===== RECORDS FOR THE EXERCISE

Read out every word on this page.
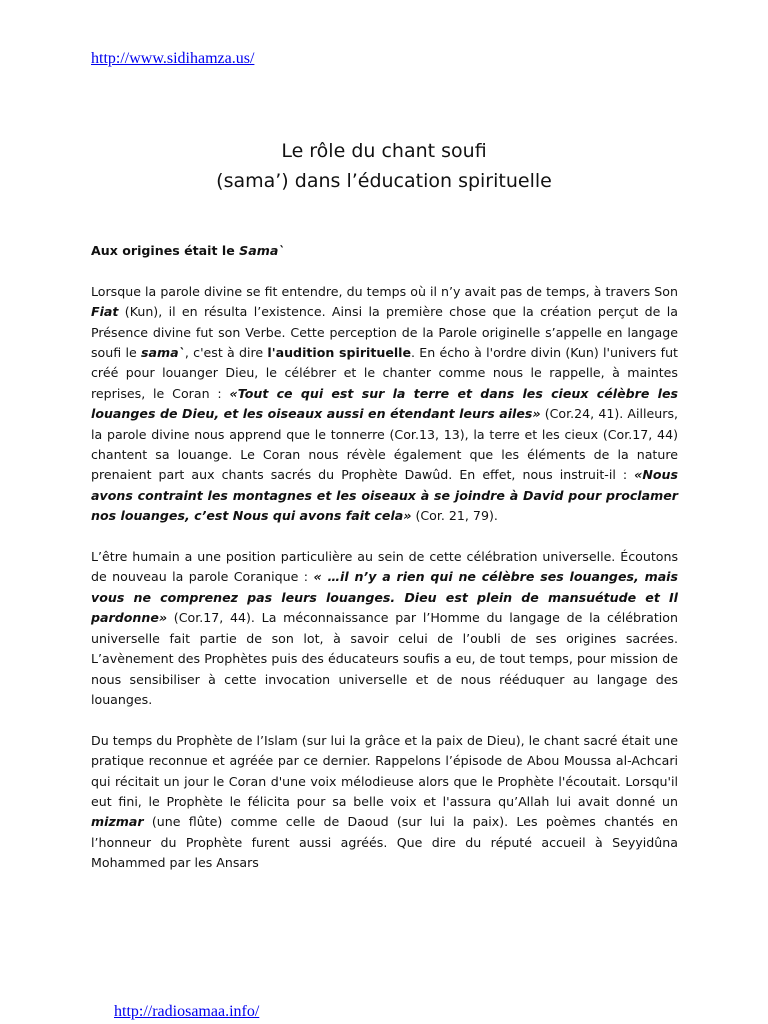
http://www.sidihamza.us/
Le rôle du chant soufi
(sama’) dans l’éducation spirituelle
Aux origines était le Sama`

Lorsque la parole divine se fit entendre, du temps où il n’y avait pas de temps, à travers Son Fiat (Kun), il en résulta l’existence. Ainsi la première chose que la création perçut de la Présence divine fut son Verbe. Cette perception de la Parole originelle s’appelle en langage soufi le sama`, c'est à dire l'audition spirituelle. En écho à l'ordre divin (Kun) l'univers fut créé pour louanger Dieu, le célébrer et le chanter comme nous le rappelle, à maintes reprises, le Coran : «Tout ce qui est sur la terre et dans les cieux célèbre les louanges de Dieu, et les oiseaux aussi en étendant leurs ailes» (Cor.24, 41). Ailleurs, la parole divine nous apprend que le tonnerre (Cor.13, 13), la terre et les cieux (Cor.17, 44) chantent sa louange. Le Coran nous révèle également que les éléments de la nature prenaient part aux chants sacrés du Prophète Dawûd. En effet, nous instruit-il : «Nous avons contraint les montagnes et les oiseaux à se joindre à David pour proclamer nos louanges, c’est Nous qui avons fait cela» (Cor. 21, 79).

L’être humain a une position particulière au sein de cette célébration universelle. Écoutons de nouveau la parole Coranique : « …il n’y a rien qui ne célèbre ses louanges, mais vous ne comprenez pas leurs louanges. Dieu est plein de mansuétude et Il pardonne» (Cor.17, 44). La méconnaissance par l’Homme du langage de la célébration universelle fait partie de son lot, à savoir celui de l’oubli de ses origines sacrées. L’avènement des Prophètes puis des éducateurs soufis a eu, de tout temps, pour mission de nous sensibiliser à cette invocation universelle et de nous rééduquer au langage des louanges.

Du temps du Prophète de l’Islam (sur lui la grâce et la paix de Dieu), le chant sacré était une pratique reconnue et agréée par ce dernier. Rappelons l’épisode de Abou Moussa al-Achcari qui récitait un jour le Coran d'une voix mélodieuse alors que le Prophète l'écoutait. Lorsqu'il eut fini, le Prophète le félicita pour sa belle voix et l'assura qu’Allah lui avait donné un mizmar (une flûte) comme celle de Daoud (sur lui la paix). Les poèmes chantés en l’honneur du Prophète furent aussi agréés. Que dire du réputé accueil à Seyyidûna Mohammed par les Ansars

http://radiosamaa.info/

==========

■ WHAT YOU HAVE TO DO
Copy every record above exactly, leaving out any pictures.

■ RESPONSE
Read out every word on this page.
http://www.sidihamza.us/
Le rôle du chant soufi
(sama’) dans l’éducation spirituelle
Aux origines était le Sama`

Lorsque la parole divine se fit entendre, du temps où il n’y avait pas de temps, à travers Son Fiat (Kun), il en résulta l’existence. Ainsi la première chose que la création perçut de la Présence divine fut son Verbe. Cette perception de la Parole originelle s’appelle en langage soufi le sama`, c'est à dire l'audition spirituelle. En écho à l'ordre divin (Kun) l'univers fut créé pour louanger Dieu, le célébrer et le chanter comme nous le rappelle, à maintes reprises, le Coran : «Tout ce qui est sur la terre et dans les cieux célèbre les louanges de Dieu, et les oiseaux aussi en étendant leurs ailes» (Cor.24, 41). Ailleurs, la parole divine nous apprend que le tonnerre (Cor.13, 13), la terre et les cieux (Cor.17, 44) chantent sa louange. Le Coran nous révèle également que les éléments de la nature prenaient part aux chants sacrés du Prophète Dawûd. En effet, nous instruit-il : «Nous avons contraint les montagnes et les oiseaux à se joindre à David pour proclamer nos louanges, c’est Nous qui avons fait cela» (Cor. 21, 79).

L’être humain a une position particulière au sein de cette célébration universelle. Écoutons de nouveau la parole Coranique : « …il n’y a rien qui ne célèbre ses louanges, mais vous ne comprenez pas leurs louanges. Dieu est plein de mansuétude et Il pardonne» (Cor.17, 44). La méconnaissance par l’Homme du langage de la célébration universelle fait partie de son lot, à savoir celui de l’oubli de ses origines sacrées. L’avènement des Prophètes puis des éducateurs soufis a eu, de tout temps, pour mission de nous sensibiliser à cette invocation universelle et de nous rééduquer au langage des louanges.

Du temps du Prophète de l’Islam (sur lui la grâce et la paix de Dieu), le chant sacré était une pratique reconnue et agréée par ce dernier. Rappelons l’épisode de Abou Moussa al-Achcari qui récitait un jour le Coran d'une voix mélodieuse alors que le Prophète l'écoutait. Lorsqu'il eut fini, le Prophète le félicita pour sa belle voix et l'assura qu’Allah lui avait donné un mizmar (une flûte) comme celle de Daoud (sur lui la paix). Les poèmes chantés en l’honneur du Prophète furent aussi agréés. Que dire du réputé accueil à Seyyidûna Mohammed par les Ansars

http://radiosamaa.info/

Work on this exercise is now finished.